──────── Raw data
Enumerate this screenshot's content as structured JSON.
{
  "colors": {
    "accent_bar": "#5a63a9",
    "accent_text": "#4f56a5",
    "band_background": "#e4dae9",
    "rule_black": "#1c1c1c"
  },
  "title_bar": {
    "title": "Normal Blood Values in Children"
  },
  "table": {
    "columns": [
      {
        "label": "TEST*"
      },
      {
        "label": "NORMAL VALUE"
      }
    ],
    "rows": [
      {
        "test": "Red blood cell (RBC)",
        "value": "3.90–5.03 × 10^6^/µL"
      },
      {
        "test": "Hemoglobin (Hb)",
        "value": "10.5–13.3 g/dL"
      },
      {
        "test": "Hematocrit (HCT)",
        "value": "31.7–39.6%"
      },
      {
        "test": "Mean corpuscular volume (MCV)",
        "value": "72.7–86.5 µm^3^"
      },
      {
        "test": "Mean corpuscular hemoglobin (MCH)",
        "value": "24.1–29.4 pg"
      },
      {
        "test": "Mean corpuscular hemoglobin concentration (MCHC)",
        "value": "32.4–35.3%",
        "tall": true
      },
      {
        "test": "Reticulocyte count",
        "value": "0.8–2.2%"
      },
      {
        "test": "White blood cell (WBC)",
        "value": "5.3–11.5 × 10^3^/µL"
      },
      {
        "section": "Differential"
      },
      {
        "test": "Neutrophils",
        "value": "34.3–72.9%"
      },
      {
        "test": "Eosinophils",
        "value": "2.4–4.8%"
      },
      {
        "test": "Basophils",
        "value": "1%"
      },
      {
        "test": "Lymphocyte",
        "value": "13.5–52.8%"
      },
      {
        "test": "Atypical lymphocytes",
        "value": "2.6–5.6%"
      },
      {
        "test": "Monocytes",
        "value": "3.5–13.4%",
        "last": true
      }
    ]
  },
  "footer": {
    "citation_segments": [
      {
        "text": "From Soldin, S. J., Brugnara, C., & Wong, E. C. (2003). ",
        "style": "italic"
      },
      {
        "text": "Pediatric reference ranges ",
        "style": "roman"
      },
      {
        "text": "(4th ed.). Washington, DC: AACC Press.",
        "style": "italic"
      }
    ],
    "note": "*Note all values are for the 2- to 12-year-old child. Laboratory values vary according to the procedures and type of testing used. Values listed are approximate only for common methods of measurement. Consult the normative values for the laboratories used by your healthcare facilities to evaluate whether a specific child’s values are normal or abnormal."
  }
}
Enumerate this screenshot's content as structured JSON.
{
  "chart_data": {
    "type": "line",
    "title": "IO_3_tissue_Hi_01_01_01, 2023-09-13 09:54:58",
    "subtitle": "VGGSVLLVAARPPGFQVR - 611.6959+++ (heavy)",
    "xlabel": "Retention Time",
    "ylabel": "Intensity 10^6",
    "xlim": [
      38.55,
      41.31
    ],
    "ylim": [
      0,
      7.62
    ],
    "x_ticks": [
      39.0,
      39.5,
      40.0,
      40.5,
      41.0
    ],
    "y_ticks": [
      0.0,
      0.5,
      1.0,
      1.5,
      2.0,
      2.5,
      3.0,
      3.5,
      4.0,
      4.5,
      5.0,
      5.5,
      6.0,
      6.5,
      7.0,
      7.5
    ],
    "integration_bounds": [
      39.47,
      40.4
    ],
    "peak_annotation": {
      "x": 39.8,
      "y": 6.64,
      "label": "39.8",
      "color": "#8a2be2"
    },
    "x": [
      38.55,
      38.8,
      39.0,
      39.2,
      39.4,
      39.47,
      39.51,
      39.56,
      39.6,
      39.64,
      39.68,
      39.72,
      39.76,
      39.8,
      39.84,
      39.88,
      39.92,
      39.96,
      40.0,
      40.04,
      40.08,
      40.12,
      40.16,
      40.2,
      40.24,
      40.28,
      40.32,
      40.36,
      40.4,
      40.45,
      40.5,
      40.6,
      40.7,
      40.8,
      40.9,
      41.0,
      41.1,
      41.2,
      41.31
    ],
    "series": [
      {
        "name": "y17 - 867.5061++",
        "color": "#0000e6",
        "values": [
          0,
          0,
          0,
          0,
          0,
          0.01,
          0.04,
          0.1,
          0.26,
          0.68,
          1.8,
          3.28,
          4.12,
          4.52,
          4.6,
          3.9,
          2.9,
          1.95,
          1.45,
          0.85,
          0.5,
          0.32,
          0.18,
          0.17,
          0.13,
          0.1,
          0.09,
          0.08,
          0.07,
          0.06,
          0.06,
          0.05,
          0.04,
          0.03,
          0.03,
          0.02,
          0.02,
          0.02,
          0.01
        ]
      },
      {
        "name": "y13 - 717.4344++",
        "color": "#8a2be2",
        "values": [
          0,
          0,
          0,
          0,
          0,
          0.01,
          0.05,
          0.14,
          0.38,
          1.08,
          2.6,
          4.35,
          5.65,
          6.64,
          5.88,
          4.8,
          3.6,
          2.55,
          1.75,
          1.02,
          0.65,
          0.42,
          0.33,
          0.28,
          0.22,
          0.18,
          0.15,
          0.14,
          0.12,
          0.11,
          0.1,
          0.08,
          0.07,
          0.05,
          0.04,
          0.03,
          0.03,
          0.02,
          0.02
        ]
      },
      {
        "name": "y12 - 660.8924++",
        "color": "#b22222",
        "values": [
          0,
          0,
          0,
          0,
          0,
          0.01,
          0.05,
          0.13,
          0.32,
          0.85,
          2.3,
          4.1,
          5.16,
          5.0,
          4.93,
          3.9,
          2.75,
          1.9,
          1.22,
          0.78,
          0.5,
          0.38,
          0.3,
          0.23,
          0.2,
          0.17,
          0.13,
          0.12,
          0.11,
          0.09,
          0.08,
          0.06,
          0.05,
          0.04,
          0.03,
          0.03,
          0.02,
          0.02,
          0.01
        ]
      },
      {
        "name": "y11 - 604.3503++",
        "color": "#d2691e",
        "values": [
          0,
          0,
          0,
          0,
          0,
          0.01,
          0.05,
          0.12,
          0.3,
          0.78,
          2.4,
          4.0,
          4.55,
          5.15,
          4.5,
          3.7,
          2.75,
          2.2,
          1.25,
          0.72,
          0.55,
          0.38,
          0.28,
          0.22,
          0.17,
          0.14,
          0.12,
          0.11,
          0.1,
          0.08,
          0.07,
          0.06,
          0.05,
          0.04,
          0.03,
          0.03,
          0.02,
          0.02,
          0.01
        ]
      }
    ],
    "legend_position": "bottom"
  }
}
────────────────
Exercise: Transcribe the records above exactly as they appear.

Task result:
Enumerate this screenshot's content as structured JSON.
{
  "colors": {
    "accent_bar": "#5a63a9",
    "accent_text": "#4f56a5",
    "band_background": "#e4dae9",
    "rule_black": "#1c1c1c"
  },
  "title_bar": {
    "title": "Normal Blood Values in Children"
  },
  "table": {
    "columns": [
      {
        "label": "TEST*"
      },
      {
        "label": "NORMAL VALUE"
      }
    ],
    "rows": [
      {
        "test": "Red blood cell (RBC)",
        "value": "3.90–5.03 × 10^6^/µL"
      },
      {
        "test": "Hemoglobin (Hb)",
        "value": "10.5–13.3 g/dL"
      },
      {
        "test": "Hematocrit (HCT)",
        "value": "31.7–39.6%"
      },
      {
        "test": "Mean corpuscular volume (MCV)",
        "value": "72.7–86.5 µm^3^"
      },
      {
        "test": "Mean corpuscular hemoglobin (MCH)",
        "value": "24.1–29.4 pg"
      },
      {
        "test": "Mean corpuscular hemoglobin concentration (MCHC)",
        "value": "32.4–35.3%",
        "tall": true
      },
      {
        "test": "Reticulocyte count",
        "value": "0.8–2.2%"
      },
      {
        "test": "White blood cell (WBC)",
        "value": "5.3–11.5 × 10^3^/µL"
      },
      {
        "section": "Differential"
      },
      {
        "test": "Neutrophils",
        "value": "34.3–72.9%"
      },
      {
        "test": "Eosinophils",
        "value": "2.4–4.8%"
      },
      {
        "test": "Basophils",
        "value": "1%"
      },
      {
        "test": "Lymphocyte",
        "value": "13.5–52.8%"
      },
      {
        "test": "Atypical lymphocytes",
        "value": "2.6–5.6%"
      },
      {
        "test": "Monocytes",
        "value": "3.5–13.4%",
        "last": true
      }
    ]
  },
  "footer": {
    "citation_segments": [
      {
        "text": "From Soldin, S. J., Brugnara, C., & Wong, E. C. (2003). ",
        "style": "italic"
      },
      {
        "text": "Pediatric reference ranges ",
        "style": "roman"
      },
      {
        "text": "(4th ed.). Washington, DC: AACC Press.",
        "style": "italic"
      }
    ],
    "note": "*Note all values are for the 2- to 12-year-old child. Laboratory values vary according to the procedures and type of testing used. Values listed are approximate only for common methods of measurement. Consult the normative values for the laboratories used by your healthcare facilities to evaluate whether a specific child’s values are normal or abnormal."
  }
}
Enumerate this screenshot's content as structured JSON.
{
  "chart_data": {
    "type": "line",
    "title": "IO_3_tissue_Hi_01_01_01, 2023-09-13 09:54:58",
    "subtitle": "VGGSVLLVAARPPGFQVR - 611.6959+++ (heavy)",
    "xlabel": "Retention Time",
    "ylabel": "Intensity 10^6",
    "xlim": [
      38.55,
      41.31
    ],
    "ylim": [
      0,
      7.62
    ],
    "x_ticks": [
      39.0,
      39.5,
      40.0,
      40.5,
      41.0
    ],
    "y_ticks": [
      0.0,
      0.5,
      1.0,
      1.5,
      2.0,
      2.5,
      3.0,
      3.5,
      4.0,
      4.5,
      5.0,
      5.5,
      6.0,
      6.5,
      7.0,
      7.5
    ],
    "integration_bounds": [
      39.47,
      40.4
    ],
    "peak_annotation": {
      "x": 39.8,
      "y": 6.64,
      "label": "39.8",
      "color": "#8a2be2"
    },
    "x": [
      38.55,
      38.8,
      39.0,
      39.2,
      39.4,
      39.47,
      39.51,
      39.56,
      39.6,
      39.64,
      39.68,
      39.72,
      39.76,
      39.8,
      39.84,
      39.88,
      39.92,
      39.96,
      40.0,
      40.04,
      40.08,
      40.12,
      40.16,
      40.2,
      40.24,
      40.28,
      40.32,
      40.36,
      40.4,
      40.45,
      40.5,
      40.6,
      40.7,
      40.8,
      40.9,
      41.0,
      41.1,
      41.2,
      41.31
    ],
    "series": [
      {
        "name": "y17 - 867.5061++",
        "color": "#0000e6",
        "values": [
          0,
          0,
          0,
          0,
          0,
          0.01,
          0.04,
          0.1,
          0.26,
          0.68,
          1.8,
          3.28,
          4.12,
          4.52,
          4.6,
          3.9,
          2.9,
          1.95,
          1.45,
          0.85,
          0.5,
          0.32,
          0.18,
          0.17,
          0.13,
          0.1,
          0.09,
          0.08,
          0.07,
          0.06,
          0.06,
          0.05,
          0.04,
          0.03,
          0.03,
          0.02,
          0.02,
          0.02,
          0.01
        ]
      },
      {
        "name": "y13 - 717.4344++",
        "color": "#8a2be2",
        "values": [
          0,
          0,
          0,
          0,
          0,
          0.01,
          0.05,
          0.14,
          0.38,
          1.08,
          2.6,
          4.35,
          5.65,
          6.64,
          5.88,
          4.8,
          3.6,
          2.55,
          1.75,
          1.02,
          0.65,
          0.42,
          0.33,
          0.28,
          0.22,
          0.18,
          0.15,
          0.14,
          0.12,
          0.11,
          0.1,
          0.08,
          0.07,
          0.05,
          0.04,
          0.03,
          0.03,
          0.02,
          0.02
        ]
      },
      {
        "name": "y12 - 660.8924++",
        "color": "#b22222",
        "values": [
          0,
          0,
          0,
          0,
          0,
          0.01,
          0.05,
          0.13,
          0.32,
          0.85,
          2.3,
          4.1,
          5.16,
          5.0,
          4.93,
          3.9,
          2.75,
          1.9,
          1.22,
          0.78,
          0.5,
          0.38,
          0.3,
          0.23,
          0.2,
          0.17,
          0.13,
          0.12,
          0.11,
          0.09,
          0.08,
          0.06,
          0.05,
          0.04,
          0.03,
          0.03,
          0.02,
          0.02,
          0.01
        ]
      },
      {
        "name": "y11 - 604.3503++",
        "color": "#d2691e",
        "values": [
          0,
          0,
          0,
          0,
          0,
          0.01,
          0.05,
          0.12,
          0.3,
          0.78,
          2.4,
          4.0,
          4.55,
          5.15,
          4.5,
          3.7,
          2.75,
          2.2,
          1.25,
          0.72,
          0.55,
          0.38,
          0.28,
          0.22,
          0.17,
          0.14,
          0.12,
          0.11,
          0.1,
          0.08,
          0.07,
          0.06,
          0.05,
          0.04,
          0.03,
          0.03,
          0.02,
          0.02,
          0.01
        ]
      }
    ],
    "legend_position": "bottom"
  }
}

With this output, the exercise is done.